SUPPLIED MATERIAL »
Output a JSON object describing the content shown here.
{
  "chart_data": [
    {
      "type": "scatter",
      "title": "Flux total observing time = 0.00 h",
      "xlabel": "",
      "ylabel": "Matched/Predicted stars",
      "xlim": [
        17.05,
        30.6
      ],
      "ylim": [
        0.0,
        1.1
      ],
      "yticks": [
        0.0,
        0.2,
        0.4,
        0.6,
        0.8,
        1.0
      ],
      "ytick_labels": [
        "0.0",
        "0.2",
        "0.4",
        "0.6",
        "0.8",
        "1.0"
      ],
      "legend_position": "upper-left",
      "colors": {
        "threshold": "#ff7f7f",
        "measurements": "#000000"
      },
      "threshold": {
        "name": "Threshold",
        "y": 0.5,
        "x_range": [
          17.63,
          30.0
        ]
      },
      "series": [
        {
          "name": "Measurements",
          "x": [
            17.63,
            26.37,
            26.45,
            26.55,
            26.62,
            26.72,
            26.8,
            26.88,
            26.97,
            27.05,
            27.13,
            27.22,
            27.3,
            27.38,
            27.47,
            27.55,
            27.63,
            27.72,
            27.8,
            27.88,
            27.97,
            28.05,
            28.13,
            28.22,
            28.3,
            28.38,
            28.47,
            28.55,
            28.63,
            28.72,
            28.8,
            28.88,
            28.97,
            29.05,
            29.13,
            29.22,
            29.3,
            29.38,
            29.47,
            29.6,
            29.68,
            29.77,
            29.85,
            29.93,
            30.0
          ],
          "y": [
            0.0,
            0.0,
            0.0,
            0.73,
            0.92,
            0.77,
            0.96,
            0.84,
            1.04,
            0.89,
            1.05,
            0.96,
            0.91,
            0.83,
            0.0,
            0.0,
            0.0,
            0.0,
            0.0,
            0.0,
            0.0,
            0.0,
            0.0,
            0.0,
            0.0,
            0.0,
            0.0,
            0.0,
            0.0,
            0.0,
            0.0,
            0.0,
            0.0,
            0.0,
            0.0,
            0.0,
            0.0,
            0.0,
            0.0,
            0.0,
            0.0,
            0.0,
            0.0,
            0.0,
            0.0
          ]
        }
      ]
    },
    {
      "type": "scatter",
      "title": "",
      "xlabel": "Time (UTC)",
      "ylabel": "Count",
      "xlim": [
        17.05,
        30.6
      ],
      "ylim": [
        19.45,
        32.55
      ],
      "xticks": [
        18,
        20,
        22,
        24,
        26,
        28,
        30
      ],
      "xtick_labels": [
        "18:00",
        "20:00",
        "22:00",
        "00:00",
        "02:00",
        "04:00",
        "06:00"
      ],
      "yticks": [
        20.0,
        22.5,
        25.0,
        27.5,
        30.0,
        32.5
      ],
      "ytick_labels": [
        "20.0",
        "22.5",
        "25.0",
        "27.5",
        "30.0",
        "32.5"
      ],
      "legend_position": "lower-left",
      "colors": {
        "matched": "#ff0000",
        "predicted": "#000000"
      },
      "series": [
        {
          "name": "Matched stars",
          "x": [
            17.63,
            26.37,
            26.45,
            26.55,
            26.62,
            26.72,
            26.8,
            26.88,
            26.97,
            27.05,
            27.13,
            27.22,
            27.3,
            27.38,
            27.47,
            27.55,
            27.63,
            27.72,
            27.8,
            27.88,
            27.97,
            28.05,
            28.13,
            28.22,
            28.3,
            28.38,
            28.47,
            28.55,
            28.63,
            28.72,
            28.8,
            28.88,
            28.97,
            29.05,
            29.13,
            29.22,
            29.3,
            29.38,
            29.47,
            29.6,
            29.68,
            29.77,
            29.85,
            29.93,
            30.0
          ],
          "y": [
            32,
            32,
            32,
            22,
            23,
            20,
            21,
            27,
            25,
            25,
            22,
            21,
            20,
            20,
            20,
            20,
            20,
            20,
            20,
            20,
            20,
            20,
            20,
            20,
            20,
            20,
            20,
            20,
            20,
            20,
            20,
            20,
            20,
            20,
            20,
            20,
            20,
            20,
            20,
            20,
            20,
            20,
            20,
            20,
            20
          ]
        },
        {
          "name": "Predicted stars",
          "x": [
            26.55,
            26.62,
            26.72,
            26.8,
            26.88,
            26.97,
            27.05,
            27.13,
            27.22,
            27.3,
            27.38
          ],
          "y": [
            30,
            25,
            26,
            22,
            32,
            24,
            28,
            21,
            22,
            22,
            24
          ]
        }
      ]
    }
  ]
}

--

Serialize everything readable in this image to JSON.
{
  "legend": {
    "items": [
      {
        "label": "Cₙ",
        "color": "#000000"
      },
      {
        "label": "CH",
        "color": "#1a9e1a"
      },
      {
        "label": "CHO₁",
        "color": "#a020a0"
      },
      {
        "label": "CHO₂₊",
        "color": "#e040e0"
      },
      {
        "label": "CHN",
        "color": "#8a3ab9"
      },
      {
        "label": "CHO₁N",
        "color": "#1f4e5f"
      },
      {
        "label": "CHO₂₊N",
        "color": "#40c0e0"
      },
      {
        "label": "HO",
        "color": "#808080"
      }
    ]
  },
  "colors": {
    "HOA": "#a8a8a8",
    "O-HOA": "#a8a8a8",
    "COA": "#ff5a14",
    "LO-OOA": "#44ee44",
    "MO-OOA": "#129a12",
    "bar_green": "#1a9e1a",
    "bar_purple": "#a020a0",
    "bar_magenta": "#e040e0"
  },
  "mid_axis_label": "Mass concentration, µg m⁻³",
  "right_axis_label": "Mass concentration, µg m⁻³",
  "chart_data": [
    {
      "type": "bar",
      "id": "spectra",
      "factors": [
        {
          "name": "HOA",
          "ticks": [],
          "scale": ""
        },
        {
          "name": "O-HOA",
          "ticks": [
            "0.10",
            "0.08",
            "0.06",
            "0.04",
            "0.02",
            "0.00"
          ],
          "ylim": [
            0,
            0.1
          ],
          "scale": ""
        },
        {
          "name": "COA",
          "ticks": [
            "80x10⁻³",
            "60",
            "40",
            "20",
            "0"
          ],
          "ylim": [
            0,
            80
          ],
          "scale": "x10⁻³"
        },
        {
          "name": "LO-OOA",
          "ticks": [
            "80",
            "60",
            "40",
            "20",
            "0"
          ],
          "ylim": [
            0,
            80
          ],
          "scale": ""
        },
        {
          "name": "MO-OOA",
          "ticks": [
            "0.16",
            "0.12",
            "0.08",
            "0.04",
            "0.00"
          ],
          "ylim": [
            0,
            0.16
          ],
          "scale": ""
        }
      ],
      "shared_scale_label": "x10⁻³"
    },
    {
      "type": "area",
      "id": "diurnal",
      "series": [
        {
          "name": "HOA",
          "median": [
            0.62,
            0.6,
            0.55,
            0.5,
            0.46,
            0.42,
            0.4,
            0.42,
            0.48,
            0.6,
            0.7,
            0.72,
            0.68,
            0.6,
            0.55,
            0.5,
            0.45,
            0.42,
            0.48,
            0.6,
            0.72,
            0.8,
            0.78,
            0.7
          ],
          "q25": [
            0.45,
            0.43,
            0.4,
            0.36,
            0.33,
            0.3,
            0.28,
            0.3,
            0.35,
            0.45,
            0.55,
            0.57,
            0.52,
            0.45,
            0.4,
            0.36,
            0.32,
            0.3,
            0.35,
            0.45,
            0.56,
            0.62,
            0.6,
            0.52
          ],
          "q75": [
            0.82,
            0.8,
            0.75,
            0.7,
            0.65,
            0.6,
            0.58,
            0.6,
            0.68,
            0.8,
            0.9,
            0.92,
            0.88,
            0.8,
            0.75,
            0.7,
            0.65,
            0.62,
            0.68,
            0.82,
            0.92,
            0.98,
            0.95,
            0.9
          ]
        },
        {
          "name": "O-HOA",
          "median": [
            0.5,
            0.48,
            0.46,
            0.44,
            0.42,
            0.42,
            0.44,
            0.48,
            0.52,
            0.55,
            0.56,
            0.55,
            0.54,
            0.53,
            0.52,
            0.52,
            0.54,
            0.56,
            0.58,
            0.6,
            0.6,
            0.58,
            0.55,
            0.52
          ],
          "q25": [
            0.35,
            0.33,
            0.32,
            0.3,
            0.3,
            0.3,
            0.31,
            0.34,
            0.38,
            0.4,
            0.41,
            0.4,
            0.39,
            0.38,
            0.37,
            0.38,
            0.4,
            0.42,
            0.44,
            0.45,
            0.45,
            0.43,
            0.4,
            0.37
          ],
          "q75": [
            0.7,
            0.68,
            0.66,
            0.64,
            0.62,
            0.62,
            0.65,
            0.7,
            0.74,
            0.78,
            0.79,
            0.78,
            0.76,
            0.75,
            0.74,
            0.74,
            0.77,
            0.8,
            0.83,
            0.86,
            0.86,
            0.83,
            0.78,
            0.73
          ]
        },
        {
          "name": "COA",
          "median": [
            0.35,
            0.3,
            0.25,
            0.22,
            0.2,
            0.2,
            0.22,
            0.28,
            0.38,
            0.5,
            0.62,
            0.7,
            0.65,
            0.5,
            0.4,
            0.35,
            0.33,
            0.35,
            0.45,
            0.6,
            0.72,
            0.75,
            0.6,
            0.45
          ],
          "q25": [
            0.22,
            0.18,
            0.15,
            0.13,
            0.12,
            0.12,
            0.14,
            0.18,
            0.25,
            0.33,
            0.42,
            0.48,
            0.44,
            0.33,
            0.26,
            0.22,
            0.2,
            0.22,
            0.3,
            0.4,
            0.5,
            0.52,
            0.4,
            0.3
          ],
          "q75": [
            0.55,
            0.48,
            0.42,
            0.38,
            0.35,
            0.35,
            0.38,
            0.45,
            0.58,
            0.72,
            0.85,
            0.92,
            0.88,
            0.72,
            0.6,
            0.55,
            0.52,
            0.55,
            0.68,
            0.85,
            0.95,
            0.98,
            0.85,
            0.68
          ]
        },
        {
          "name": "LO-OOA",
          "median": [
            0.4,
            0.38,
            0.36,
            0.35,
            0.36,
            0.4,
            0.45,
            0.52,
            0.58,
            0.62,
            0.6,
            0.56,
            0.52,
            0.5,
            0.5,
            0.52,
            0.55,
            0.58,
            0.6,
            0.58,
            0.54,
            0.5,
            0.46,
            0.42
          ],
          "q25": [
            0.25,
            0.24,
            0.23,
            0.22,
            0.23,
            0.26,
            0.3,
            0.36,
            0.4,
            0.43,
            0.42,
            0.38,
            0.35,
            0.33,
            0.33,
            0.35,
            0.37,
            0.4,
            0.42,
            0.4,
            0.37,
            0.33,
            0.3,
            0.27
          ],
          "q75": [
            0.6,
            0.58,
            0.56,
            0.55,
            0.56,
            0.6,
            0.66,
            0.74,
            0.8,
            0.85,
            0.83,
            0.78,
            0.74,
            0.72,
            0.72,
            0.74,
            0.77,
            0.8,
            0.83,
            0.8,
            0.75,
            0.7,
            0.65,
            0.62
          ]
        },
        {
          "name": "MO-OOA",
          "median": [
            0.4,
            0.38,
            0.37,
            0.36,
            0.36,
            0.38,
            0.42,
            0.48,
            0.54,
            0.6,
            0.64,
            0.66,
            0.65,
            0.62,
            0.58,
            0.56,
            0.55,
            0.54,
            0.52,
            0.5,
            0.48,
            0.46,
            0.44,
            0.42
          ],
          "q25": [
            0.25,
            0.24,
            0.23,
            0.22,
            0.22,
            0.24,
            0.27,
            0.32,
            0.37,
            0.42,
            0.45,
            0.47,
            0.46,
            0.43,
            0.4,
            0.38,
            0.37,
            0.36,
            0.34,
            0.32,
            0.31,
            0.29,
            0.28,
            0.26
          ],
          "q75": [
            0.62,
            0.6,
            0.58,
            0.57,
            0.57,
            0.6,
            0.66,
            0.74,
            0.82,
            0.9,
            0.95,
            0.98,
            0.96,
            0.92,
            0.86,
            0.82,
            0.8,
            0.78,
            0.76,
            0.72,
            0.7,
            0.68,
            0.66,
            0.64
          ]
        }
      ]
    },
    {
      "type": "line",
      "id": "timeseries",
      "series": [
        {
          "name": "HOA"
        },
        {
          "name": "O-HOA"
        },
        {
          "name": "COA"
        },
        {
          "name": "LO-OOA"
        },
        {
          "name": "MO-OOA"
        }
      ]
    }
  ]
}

==

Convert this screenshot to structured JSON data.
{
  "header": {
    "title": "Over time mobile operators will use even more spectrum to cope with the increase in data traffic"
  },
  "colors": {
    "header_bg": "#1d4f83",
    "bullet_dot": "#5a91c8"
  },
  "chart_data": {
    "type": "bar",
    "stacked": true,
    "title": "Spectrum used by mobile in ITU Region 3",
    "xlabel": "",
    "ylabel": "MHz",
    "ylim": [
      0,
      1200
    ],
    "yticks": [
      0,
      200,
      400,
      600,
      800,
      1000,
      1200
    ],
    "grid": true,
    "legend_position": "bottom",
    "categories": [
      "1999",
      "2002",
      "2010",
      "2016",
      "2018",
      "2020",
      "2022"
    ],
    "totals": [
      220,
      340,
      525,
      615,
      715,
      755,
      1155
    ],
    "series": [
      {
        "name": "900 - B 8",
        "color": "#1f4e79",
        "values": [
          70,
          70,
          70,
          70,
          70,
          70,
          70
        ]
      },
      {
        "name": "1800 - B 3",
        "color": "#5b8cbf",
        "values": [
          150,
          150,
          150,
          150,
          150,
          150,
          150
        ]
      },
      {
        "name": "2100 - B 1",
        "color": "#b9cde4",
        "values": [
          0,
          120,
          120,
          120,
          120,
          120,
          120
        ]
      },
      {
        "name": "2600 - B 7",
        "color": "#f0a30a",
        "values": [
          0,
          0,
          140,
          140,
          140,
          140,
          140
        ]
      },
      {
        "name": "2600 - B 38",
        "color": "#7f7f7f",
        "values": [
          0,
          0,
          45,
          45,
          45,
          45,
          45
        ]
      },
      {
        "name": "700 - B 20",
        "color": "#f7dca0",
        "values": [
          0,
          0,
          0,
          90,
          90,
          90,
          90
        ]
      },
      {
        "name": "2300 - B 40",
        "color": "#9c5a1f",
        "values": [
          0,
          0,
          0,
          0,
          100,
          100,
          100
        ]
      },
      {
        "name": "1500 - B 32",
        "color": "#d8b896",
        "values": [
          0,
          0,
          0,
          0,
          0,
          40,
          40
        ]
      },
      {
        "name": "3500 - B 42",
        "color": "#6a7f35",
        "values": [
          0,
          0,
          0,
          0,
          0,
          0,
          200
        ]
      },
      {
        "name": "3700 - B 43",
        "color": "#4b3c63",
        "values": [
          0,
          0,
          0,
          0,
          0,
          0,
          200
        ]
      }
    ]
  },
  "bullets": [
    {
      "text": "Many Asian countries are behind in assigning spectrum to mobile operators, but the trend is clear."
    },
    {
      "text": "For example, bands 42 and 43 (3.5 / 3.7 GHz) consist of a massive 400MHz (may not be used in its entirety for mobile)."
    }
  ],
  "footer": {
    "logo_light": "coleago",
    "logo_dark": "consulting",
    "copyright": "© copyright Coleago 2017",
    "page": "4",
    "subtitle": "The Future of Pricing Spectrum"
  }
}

YOUR GOAL » From the listing, tally every line with the word "concentration" in it and give only the tally.

EXPECTED OUTPUT » 2